Written exercise:
Skip the pictures and repeat each line of the data exactly.

-- START OF Data shown --

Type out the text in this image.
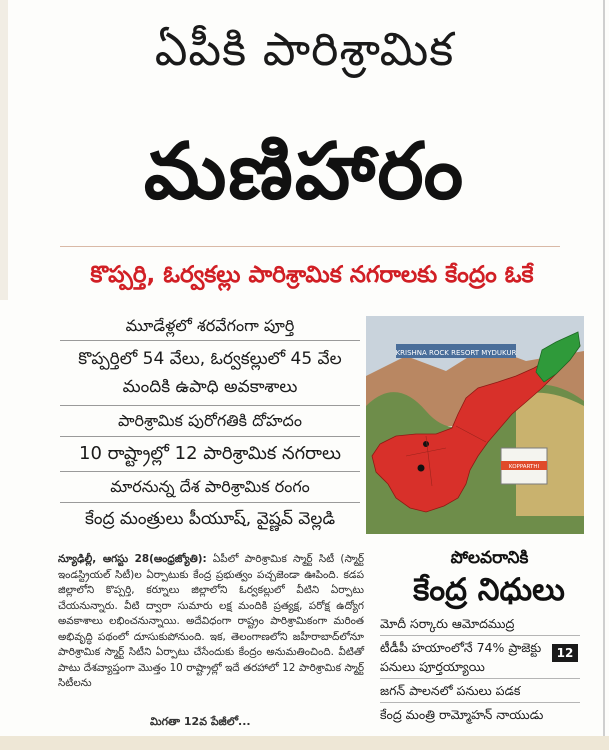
ఏపీకి పారిశ్రామిక
మణిహారం
కొప్పర్తి, ఓర్వకల్లు పారిశ్రామిక నగరాలకు కేంద్రం ఓకే
మూడేళ్లలో శరవేగంగా పూర్తి
కొప్పర్తిలో 54 వేలు, ఓర్వకల్లులో 45 వేల మందికి ఉపాధి అవకాశాలు
పారిశ్రామిక పురోగతికి దోహదం
10 రాష్ట్రాల్లో 12 పారిశ్రామిక నగరాలు
మారనున్న దేశ పారిశ్రామిక రంగం
కేంద్ర మంత్రులు పీయూష్‌, వైష్ణవ్‌ వెల్లడి
KRISHNA ROCK RESORT MYDUKUR
KOPPARTHI
న్యూఢిల్లీ, ఆగస్టు 28(ఆంధ్రజ్యోతి): ఏపీలో పారిశ్రామిక స్మార్ట్‌ సిటీ (స్మార్ట్‌ ఇండస్ట్రియల్‌ సిటీ)ల ఏర్పాటుకు కేంద్ర ప్రభుత్వం పచ్చజెండా ఊపింది. కడప జిల్లాలోని కొప్పర్తి, కర్నూలు జిల్లాలోని ఓర్వకల్లులో వీటిని ఏర్పాటు చేయనున్నారు. వీటి ద్వారా సుమారు లక్ష మందికి ప్రత్యక్ష, పరోక్ష ఉద్యోగ అవకాశాలు లభించనున్నాయి. అదేవిధంగా రాష్ట్రం పారిశ్రామికంగా మరింత అభివృద్ధి పథంలో దూసుకుపోనుంది. ఇక, తెలంగాణలోని జహీరాబాద్‌లోనూ పారిశ్రామిక స్మార్ట్‌ సిటీని ఏర్పాటు చేసేందుకు కేంద్రం అనుమతించింది. వీటితో పాటు దేశవ్యాప్తంగా మొత్తం 10 రాష్ట్రాల్లో ఇదే తరహాలో 12 పారిశ్రామిక స్మార్ట్‌ సిటీలను
మిగతా 12వ పేజీలో...
పోలవరానికి
కేంద్ర నిధులు
మోదీ సర్కారు ఆమోదముద్ర
టీడీపీ హయాంలోనే 74% ప్రాజెక్టు పనులు పూర్తయ్యాయి
జగన్‌ పాలనలో పనులు పడక
కేంద్ర మంత్రి రామ్మోహన్‌ నాయుడు
12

-- END OF Data shown --

Written response:
Type out the text in this image.
ఏపీకి పారిశ్రామిక
మణిహారం
కొప్పర్తి, ఓర్వకల్లు పారిశ్రామిక నగరాలకు కేంద్రం ఓకే
మూడేళ్లలో శరవేగంగా పూర్తి
కొప్పర్తిలో 54 వేలు, ఓర్వకల్లులో 45 వేల మందికి ఉపాధి అవకాశాలు
పారిశ్రామిక పురోగతికి దోహదం
10 రాష్ట్రాల్లో 12 పారిశ్రామిక నగరాలు
మారనున్న దేశ పారిశ్రామిక రంగం
కేంద్ర మంత్రులు పీయూష్‌, వైష్ణవ్‌ వెల్లడి
KRISHNA ROCK RESORT MYDUKUR
KOPPARTHI
న్యూఢిల్లీ, ఆగస్టు 28(ఆంధ్రజ్యోతి): ఏపీలో పారిశ్రామిక స్మార్ట్‌ సిటీ (స్మార్ట్‌ ఇండస్ట్రియల్‌ సిటీ)ల ఏర్పాటుకు కేంద్ర ప్రభుత్వం పచ్చజెండా ఊపింది. కడప జిల్లాలోని కొప్పర్తి, కర్నూలు జిల్లాలోని ఓర్వకల్లులో వీటిని ఏర్పాటు చేయనున్నారు. వీటి ద్వారా సుమారు లక్ష మందికి ప్రత్యక్ష, పరోక్ష ఉద్యోగ అవకాశాలు లభించనున్నాయి. అదేవిధంగా రాష్ట్రం పారిశ్రామికంగా మరింత అభివృద్ధి పథంలో దూసుకుపోనుంది. ఇక, తెలంగాణలోని జహీరాబాద్‌లోనూ పారిశ్రామిక స్మార్ట్‌ సిటీని ఏర్పాటు చేసేందుకు కేంద్రం అనుమతించింది. వీటితో పాటు దేశవ్యాప్తంగా మొత్తం 10 రాష్ట్రాల్లో ఇదే తరహాలో 12 పారిశ్రామిక స్మార్ట్‌ సిటీలను
మిగతా 12వ పేజీలో...
పోలవరానికి
కేంద్ర నిధులు
మోదీ సర్కారు ఆమోదముద్ర
టీడీపీ హయాంలోనే 74% ప్రాజెక్టు పనులు పూర్తయ్యాయి
జగన్‌ పాలనలో పనులు పడక
కేంద్ర మంత్రి రామ్మోహన్‌ నాయుడు
12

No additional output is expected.